● EXERCISE
Extract the lines that carry the string "niàng" from the listing.

● RECORDS SHOWN
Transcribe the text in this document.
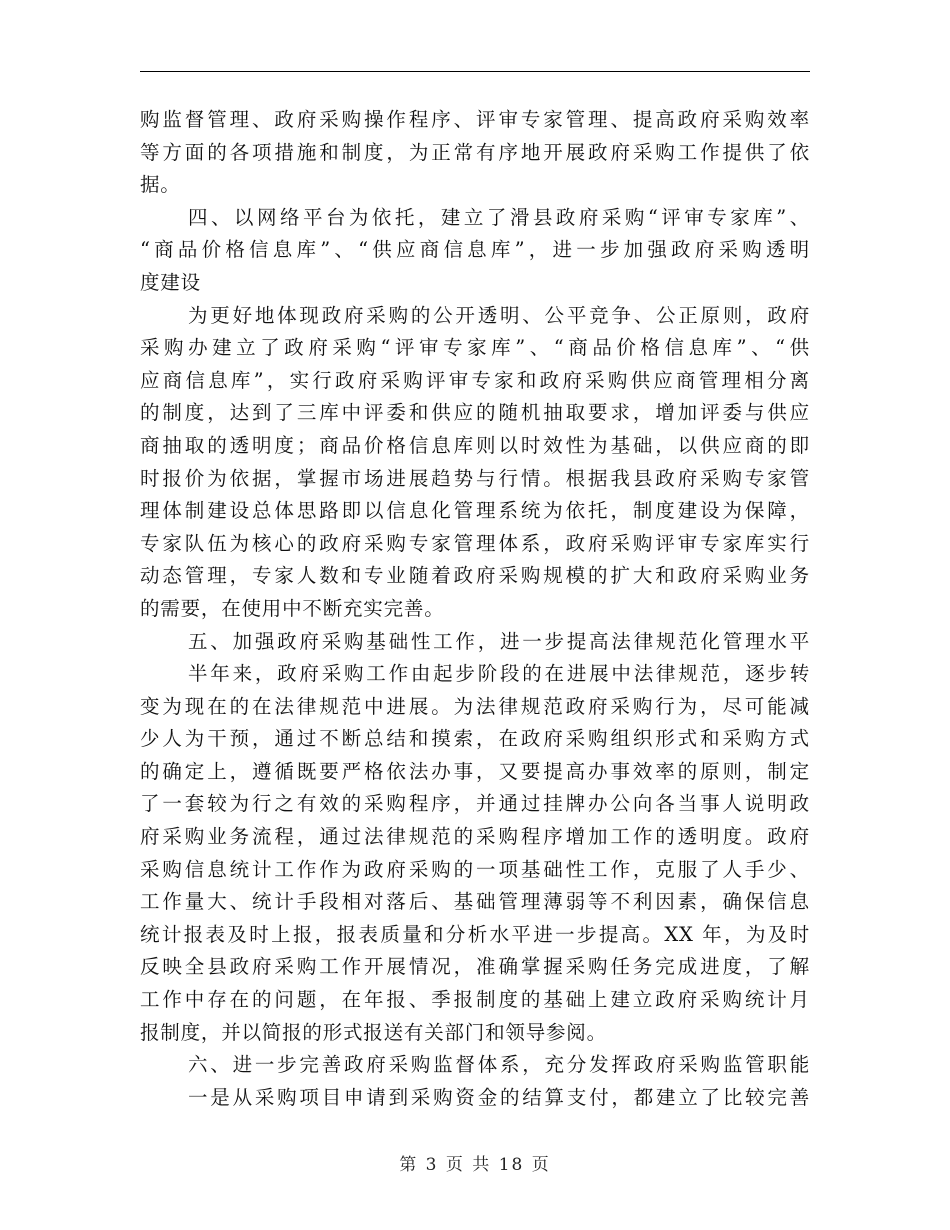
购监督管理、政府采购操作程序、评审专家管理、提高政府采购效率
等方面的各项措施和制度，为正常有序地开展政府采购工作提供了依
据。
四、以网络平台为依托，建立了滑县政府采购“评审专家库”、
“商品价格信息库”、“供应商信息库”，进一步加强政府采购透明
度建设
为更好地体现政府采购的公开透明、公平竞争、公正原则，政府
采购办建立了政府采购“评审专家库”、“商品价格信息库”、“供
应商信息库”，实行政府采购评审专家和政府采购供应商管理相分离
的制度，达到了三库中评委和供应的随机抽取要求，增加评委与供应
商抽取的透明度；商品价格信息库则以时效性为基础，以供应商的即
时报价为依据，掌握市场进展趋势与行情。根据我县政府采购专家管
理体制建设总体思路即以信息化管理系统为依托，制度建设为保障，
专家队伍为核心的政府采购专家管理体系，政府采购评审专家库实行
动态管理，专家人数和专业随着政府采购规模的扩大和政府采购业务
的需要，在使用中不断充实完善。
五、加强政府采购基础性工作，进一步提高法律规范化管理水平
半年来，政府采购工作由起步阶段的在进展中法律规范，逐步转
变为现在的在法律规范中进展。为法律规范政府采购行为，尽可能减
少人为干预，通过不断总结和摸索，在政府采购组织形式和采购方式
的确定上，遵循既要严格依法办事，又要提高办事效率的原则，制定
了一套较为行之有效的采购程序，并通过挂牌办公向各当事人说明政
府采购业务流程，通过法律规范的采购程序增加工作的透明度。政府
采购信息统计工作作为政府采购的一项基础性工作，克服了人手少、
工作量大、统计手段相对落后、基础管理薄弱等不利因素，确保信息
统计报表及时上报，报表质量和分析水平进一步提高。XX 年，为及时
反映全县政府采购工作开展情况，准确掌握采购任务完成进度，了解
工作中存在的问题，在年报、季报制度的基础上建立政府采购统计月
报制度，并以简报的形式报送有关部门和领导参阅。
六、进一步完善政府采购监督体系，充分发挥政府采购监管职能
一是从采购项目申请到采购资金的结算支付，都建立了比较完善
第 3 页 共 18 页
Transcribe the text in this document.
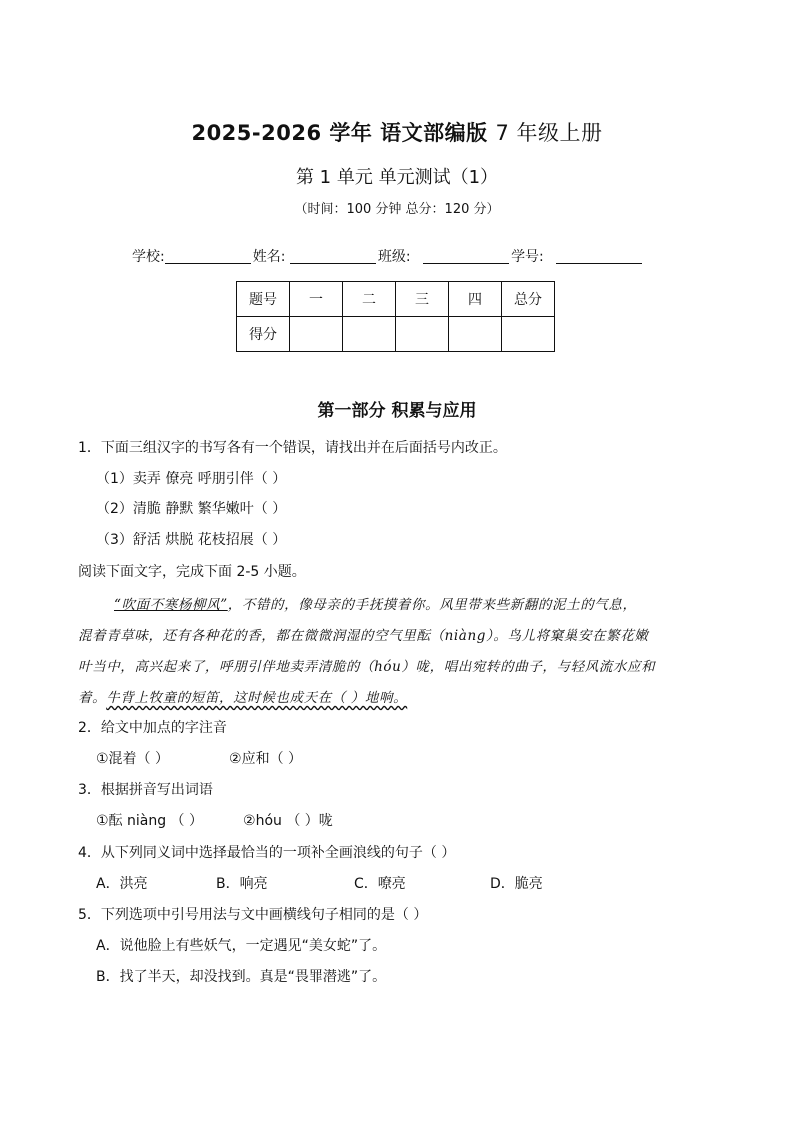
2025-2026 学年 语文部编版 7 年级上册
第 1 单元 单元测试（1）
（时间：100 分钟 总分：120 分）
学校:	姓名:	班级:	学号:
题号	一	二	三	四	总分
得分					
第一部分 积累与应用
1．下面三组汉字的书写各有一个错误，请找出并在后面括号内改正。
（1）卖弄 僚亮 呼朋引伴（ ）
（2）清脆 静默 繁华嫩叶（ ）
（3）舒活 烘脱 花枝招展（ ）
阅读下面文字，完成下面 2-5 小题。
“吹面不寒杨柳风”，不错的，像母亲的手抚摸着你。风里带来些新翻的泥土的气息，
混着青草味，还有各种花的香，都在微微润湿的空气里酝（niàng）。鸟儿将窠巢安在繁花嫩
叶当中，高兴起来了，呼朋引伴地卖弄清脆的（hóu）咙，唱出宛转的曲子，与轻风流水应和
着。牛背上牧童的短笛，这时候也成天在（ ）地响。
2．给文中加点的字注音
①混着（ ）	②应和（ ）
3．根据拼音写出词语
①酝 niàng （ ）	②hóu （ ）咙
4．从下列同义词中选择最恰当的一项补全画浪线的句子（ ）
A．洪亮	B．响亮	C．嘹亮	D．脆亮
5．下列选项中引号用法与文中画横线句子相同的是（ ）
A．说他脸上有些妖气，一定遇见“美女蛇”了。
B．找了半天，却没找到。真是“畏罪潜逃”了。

● RESPONSE TO THIS TASK
混着青草味，还有各种花的香，都在微微润湿的空气里酝（niàng）。鸟儿将窠巢安在繁花嫩
①酝 niàng （ ）	②hóu （ ）咙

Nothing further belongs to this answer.